_SHORT EXERCISE:_
Go through the records and extract every line with the word "will".
============================================================
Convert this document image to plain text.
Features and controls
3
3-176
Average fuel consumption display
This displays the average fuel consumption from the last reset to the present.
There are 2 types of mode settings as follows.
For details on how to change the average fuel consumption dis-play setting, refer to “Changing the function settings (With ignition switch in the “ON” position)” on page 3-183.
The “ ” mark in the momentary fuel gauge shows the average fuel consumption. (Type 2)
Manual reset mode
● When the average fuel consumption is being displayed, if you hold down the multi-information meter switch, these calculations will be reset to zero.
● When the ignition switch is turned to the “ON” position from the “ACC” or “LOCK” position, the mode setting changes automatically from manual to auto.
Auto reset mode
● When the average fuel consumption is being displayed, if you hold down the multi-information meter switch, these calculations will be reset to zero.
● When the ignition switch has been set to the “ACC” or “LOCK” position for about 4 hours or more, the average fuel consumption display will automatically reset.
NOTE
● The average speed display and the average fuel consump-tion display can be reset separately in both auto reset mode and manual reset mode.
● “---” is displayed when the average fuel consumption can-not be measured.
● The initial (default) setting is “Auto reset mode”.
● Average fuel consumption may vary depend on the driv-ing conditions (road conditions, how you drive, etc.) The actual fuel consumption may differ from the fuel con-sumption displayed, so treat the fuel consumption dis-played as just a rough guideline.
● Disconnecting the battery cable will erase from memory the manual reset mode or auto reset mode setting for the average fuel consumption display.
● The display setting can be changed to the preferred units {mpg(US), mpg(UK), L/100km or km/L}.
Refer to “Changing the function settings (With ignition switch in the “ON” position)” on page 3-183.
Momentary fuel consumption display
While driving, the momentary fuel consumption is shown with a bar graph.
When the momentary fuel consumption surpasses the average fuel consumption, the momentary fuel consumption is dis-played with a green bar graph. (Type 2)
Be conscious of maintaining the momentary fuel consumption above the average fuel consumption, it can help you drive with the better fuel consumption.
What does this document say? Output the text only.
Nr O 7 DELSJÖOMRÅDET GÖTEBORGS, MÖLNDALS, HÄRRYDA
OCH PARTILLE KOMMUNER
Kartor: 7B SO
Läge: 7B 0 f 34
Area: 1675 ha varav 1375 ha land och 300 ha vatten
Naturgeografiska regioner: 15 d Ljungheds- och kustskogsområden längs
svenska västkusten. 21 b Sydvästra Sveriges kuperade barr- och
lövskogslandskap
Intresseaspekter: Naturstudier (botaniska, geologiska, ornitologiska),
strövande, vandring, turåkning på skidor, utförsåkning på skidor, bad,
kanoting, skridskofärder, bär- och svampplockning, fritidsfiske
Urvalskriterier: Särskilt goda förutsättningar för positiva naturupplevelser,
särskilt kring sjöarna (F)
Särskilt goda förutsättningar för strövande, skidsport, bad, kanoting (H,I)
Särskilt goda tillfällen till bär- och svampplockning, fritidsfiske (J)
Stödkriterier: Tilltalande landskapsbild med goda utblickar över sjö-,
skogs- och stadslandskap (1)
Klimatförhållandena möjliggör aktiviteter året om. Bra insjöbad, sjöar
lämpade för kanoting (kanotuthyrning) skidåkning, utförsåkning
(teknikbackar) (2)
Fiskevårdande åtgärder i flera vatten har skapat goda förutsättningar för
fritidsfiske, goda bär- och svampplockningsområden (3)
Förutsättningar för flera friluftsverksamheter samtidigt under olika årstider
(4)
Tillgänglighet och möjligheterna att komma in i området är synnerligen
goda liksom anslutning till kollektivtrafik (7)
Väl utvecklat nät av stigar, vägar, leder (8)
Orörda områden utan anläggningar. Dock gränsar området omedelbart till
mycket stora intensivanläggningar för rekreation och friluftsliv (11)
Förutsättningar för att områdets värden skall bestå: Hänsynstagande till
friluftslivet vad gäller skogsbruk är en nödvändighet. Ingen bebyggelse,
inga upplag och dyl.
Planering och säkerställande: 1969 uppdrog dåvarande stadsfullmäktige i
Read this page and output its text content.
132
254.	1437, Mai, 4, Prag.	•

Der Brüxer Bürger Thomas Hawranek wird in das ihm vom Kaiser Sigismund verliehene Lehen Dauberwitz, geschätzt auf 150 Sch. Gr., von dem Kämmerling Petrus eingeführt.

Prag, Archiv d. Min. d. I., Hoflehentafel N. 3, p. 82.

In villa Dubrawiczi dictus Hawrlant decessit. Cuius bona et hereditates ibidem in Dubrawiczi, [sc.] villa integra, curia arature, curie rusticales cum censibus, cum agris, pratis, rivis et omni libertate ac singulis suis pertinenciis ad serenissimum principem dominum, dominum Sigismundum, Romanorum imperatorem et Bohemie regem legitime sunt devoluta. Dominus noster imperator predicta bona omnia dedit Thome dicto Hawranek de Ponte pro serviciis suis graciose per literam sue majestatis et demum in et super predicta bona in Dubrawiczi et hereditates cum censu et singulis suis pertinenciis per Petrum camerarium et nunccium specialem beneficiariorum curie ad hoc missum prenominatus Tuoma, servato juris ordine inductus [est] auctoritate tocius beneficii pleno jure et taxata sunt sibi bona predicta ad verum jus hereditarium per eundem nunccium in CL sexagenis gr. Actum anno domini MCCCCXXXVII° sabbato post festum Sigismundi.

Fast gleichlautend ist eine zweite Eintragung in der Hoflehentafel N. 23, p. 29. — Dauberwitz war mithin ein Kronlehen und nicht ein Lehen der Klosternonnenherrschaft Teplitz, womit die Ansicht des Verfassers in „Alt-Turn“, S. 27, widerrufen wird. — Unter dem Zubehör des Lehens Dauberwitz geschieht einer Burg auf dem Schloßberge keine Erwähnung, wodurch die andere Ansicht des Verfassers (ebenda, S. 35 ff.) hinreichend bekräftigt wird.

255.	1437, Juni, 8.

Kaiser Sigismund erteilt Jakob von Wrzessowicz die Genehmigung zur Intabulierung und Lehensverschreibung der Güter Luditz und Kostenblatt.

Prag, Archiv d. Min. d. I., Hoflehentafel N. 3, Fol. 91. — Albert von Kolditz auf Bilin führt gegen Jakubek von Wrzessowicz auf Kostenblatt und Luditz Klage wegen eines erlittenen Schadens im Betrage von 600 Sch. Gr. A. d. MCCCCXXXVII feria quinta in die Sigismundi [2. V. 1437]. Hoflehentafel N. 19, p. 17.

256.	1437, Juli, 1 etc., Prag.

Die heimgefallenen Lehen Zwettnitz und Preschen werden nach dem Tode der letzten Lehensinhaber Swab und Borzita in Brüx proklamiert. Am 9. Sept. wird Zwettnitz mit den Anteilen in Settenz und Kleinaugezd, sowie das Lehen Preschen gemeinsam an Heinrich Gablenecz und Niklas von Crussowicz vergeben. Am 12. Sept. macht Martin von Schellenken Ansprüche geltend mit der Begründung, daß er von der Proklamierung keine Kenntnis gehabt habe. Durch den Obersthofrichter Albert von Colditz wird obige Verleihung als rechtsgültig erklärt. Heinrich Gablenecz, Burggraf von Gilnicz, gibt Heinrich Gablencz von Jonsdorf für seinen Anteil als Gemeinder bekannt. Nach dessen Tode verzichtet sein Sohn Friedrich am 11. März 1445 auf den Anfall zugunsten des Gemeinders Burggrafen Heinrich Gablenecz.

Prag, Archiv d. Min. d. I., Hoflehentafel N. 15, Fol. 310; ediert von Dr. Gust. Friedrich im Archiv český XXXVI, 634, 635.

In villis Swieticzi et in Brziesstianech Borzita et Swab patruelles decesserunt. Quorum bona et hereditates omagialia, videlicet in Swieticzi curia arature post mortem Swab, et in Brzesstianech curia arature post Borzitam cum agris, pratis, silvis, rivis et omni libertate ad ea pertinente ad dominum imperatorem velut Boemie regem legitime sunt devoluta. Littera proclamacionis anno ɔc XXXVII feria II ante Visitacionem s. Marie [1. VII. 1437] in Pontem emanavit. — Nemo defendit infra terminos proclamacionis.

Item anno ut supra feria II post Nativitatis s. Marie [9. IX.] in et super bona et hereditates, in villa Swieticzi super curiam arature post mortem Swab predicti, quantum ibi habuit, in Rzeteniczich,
============================================================
_SOLUTION:_
● When the average fuel consumption is being displayed, if you hold down the multi-information meter switch, these calculations will be reset to zero.
● When the average fuel consumption is being displayed, if you hold down the multi-information meter switch, these calculations will be reset to zero.
● When the ignition switch has been set to the “ACC” or “LOCK” position for about 4 hours or more, the average fuel consumption display will automatically reset.
● Disconnecting the battery cable will erase from memory the manual reset mode or auto reset mode setting for the average fuel consumption display.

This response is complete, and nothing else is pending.